**WHAT IS EXPECTED**: In the data below, find each line containing the string "task" and return it.

Figure record extracts
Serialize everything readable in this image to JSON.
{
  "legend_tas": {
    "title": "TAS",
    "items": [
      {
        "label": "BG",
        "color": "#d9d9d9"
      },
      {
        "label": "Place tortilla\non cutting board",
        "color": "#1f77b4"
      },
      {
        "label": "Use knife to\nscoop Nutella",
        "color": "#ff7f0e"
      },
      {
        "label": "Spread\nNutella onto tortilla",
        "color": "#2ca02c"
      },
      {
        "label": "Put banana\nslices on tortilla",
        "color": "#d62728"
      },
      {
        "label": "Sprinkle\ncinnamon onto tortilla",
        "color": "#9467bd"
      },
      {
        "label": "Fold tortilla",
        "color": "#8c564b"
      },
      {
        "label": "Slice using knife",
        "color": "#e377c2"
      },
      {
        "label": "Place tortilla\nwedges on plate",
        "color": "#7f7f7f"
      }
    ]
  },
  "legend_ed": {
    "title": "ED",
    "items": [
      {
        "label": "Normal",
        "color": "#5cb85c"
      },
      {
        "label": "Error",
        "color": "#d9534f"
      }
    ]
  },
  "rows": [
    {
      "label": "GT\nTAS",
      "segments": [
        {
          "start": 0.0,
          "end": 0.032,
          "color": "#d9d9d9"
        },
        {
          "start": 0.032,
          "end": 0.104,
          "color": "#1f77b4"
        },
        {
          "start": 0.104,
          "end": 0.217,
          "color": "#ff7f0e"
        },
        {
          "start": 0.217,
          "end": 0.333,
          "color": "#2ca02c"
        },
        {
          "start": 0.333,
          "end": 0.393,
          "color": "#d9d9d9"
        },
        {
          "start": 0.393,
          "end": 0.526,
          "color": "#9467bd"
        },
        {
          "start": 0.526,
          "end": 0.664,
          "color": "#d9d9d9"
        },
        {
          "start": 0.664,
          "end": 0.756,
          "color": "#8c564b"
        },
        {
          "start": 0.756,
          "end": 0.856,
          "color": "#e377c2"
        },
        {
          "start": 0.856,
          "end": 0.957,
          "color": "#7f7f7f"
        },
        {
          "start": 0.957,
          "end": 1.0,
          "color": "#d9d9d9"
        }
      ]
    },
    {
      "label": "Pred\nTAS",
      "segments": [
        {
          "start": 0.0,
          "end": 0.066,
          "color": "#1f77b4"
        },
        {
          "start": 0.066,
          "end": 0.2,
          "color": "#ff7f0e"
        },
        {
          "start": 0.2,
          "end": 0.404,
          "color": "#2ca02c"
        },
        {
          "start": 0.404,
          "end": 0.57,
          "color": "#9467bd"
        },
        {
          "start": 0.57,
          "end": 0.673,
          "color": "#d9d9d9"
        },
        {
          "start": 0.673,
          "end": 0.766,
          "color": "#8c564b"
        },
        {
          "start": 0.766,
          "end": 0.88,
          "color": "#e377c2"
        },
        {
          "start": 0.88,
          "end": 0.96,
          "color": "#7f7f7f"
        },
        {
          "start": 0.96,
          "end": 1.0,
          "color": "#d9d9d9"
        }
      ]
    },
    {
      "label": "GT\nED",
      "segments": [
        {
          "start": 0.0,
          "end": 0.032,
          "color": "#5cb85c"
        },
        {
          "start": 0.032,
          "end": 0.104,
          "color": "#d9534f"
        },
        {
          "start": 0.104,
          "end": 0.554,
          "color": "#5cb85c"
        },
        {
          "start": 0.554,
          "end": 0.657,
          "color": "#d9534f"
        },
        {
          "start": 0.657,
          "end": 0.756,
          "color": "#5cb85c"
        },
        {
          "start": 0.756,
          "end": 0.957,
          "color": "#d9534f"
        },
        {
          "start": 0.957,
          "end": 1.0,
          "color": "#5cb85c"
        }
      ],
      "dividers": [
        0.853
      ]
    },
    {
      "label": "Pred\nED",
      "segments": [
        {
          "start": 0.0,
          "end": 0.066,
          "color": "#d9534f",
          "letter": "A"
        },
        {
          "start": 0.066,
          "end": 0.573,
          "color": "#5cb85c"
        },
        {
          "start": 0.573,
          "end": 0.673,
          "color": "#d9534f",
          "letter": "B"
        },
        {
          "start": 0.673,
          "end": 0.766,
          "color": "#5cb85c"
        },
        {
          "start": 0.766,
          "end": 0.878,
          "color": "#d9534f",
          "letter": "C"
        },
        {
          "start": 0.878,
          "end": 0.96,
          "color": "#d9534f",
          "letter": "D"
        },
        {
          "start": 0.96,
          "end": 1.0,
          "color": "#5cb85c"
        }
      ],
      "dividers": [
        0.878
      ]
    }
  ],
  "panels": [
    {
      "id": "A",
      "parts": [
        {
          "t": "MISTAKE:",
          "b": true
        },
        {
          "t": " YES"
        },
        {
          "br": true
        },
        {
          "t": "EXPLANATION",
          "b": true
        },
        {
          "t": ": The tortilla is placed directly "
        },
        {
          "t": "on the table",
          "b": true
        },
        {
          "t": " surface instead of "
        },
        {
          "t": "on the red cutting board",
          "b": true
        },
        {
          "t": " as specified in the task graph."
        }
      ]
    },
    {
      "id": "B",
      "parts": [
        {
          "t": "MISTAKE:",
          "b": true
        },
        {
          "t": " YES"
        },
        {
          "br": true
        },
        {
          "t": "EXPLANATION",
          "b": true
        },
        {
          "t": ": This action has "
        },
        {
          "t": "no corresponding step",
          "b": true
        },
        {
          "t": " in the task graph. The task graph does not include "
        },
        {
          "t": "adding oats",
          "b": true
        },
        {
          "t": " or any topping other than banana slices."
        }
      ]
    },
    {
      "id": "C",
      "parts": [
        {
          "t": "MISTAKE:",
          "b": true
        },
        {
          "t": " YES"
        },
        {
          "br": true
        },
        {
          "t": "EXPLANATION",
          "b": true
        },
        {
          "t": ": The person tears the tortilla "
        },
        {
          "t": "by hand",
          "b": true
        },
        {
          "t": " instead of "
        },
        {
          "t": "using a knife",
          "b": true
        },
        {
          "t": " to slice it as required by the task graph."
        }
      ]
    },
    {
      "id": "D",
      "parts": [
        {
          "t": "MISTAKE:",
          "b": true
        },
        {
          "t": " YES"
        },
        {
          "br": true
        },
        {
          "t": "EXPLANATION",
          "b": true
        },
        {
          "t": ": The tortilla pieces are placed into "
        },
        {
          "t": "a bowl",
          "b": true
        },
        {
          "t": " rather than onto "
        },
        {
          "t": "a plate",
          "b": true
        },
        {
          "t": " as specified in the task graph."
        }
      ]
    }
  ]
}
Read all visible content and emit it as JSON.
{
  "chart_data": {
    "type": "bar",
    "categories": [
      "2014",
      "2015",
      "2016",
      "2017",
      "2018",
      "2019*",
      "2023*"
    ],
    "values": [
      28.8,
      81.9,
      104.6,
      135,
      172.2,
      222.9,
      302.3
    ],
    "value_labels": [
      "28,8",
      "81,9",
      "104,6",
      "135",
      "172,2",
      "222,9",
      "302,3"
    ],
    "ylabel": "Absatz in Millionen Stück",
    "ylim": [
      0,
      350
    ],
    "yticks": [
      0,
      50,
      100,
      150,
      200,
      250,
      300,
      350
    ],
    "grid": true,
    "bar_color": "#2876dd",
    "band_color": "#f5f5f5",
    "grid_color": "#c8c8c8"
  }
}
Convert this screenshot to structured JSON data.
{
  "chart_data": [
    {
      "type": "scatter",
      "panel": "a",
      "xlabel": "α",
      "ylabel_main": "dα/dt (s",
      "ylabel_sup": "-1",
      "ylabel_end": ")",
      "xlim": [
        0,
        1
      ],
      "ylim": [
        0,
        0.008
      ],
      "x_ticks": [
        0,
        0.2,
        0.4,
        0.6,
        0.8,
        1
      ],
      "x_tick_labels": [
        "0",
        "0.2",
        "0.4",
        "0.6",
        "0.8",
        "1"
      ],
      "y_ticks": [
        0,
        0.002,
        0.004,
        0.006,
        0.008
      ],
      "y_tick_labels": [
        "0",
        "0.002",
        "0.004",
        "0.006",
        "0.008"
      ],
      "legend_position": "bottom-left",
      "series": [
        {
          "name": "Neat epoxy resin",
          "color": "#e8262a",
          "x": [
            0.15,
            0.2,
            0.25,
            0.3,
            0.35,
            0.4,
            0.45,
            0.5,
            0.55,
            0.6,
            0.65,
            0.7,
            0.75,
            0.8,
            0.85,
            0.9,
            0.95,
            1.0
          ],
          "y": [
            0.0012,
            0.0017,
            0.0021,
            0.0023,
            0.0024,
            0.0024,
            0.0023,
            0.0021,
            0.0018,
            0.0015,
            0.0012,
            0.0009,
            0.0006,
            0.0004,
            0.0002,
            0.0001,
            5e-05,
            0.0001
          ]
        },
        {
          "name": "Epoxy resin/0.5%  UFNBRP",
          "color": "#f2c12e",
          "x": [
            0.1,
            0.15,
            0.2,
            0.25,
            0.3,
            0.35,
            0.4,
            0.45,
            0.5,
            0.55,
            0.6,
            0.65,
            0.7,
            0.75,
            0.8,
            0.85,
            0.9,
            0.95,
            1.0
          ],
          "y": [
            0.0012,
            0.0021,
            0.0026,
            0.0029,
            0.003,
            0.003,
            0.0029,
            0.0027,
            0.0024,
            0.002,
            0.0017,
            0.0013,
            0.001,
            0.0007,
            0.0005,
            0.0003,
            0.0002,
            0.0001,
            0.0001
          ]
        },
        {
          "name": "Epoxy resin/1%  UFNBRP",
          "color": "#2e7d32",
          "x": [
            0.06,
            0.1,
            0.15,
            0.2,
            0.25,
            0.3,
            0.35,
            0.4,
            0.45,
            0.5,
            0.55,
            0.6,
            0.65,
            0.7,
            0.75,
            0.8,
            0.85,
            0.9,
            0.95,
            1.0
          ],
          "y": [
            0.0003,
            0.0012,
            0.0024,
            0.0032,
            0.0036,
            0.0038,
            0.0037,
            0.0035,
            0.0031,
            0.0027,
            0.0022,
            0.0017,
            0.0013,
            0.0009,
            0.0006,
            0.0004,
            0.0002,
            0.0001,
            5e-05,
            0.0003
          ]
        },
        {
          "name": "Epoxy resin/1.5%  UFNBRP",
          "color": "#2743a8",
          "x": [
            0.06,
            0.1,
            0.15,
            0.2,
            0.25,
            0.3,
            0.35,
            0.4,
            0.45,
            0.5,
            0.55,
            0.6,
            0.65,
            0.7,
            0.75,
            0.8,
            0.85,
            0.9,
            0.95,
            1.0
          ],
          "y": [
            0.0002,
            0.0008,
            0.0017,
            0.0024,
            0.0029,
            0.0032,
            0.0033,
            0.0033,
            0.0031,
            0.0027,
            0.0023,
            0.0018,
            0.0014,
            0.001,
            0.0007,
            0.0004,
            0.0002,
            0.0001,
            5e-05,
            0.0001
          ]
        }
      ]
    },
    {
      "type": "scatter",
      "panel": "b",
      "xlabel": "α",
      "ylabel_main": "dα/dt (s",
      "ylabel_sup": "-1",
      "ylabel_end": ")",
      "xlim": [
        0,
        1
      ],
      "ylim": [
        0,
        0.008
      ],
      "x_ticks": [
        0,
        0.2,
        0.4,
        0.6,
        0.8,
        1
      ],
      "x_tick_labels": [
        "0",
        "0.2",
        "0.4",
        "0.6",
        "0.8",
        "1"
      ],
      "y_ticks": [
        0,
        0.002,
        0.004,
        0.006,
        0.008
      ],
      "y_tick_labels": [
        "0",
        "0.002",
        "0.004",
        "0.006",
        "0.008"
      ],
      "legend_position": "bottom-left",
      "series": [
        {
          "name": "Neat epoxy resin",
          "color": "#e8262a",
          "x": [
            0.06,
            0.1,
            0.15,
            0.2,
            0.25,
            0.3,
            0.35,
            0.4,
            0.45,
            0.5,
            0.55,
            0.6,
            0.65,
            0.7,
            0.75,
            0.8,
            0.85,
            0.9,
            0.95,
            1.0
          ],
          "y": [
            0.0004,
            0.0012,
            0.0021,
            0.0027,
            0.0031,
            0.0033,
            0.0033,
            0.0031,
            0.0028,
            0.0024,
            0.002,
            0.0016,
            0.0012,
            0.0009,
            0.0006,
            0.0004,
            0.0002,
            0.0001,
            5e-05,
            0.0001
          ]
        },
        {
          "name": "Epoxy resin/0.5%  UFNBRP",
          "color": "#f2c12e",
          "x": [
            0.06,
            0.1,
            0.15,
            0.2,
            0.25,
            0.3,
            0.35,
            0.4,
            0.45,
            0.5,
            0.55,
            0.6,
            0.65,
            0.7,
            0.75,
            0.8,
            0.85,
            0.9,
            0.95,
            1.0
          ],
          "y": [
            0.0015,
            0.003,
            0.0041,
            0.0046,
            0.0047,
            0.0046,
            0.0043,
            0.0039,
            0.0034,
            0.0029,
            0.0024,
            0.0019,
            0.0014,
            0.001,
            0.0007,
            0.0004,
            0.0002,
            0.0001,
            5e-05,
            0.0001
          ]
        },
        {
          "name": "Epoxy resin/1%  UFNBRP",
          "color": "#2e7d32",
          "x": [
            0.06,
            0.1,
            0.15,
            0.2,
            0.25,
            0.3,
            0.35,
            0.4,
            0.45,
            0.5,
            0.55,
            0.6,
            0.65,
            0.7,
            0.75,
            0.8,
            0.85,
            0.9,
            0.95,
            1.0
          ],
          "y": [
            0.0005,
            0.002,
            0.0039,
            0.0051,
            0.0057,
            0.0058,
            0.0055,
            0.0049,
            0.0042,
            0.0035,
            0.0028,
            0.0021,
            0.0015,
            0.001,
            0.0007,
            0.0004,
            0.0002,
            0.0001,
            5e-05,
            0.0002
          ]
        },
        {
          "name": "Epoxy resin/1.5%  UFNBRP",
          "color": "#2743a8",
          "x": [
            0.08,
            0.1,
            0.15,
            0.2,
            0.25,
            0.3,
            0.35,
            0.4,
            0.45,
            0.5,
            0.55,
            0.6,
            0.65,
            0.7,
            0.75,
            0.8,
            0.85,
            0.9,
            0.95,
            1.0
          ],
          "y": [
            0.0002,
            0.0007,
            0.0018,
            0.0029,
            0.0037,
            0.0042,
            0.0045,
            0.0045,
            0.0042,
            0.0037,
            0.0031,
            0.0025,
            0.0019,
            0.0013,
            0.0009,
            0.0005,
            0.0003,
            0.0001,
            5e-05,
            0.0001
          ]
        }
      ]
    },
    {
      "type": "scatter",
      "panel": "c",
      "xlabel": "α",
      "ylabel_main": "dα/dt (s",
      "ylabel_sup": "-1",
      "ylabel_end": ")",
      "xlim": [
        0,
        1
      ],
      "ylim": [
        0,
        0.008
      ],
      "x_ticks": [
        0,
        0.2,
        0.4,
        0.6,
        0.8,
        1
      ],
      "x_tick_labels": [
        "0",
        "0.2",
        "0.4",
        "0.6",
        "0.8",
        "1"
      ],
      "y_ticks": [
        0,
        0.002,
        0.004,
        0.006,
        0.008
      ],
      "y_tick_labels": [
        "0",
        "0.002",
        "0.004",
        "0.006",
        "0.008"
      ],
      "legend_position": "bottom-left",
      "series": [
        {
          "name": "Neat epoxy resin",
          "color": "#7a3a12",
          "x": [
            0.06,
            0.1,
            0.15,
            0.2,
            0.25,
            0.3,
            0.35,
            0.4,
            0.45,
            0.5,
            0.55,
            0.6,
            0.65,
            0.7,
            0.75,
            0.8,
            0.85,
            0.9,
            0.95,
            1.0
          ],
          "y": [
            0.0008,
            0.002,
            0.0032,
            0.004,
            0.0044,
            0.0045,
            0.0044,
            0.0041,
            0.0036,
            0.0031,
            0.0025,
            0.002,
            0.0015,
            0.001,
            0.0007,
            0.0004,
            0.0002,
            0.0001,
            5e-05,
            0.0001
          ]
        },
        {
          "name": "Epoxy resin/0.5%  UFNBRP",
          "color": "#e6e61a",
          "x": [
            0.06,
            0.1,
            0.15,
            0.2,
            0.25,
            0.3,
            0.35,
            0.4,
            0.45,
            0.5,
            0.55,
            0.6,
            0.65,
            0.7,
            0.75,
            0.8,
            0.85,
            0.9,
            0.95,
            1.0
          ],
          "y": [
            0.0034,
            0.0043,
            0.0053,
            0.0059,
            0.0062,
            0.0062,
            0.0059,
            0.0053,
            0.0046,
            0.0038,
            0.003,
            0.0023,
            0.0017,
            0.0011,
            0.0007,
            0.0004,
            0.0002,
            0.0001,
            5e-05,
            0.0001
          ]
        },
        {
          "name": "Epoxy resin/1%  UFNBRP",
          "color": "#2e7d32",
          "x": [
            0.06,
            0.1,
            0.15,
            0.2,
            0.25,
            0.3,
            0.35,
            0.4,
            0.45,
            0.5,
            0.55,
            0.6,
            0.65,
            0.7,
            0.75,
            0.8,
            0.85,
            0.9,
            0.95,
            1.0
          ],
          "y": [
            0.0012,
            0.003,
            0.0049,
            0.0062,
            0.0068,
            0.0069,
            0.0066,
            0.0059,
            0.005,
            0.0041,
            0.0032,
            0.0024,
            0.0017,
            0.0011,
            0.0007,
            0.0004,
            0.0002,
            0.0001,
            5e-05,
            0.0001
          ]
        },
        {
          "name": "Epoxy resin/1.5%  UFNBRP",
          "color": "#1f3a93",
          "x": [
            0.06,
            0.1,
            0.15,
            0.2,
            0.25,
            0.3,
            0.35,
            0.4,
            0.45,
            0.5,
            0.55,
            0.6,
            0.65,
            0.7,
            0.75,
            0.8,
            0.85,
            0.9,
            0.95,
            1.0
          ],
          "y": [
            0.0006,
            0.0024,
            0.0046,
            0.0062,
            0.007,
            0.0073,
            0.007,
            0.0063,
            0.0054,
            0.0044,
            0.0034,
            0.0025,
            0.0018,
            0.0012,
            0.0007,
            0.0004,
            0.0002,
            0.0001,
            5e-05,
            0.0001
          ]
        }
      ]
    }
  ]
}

**FINAL RESULT**:
          "t": " as specified in the task graph."
          "t": " in the task graph. The task graph does not include "
          "t": " to slice it as required by the task graph."
          "t": " as specified in the task graph."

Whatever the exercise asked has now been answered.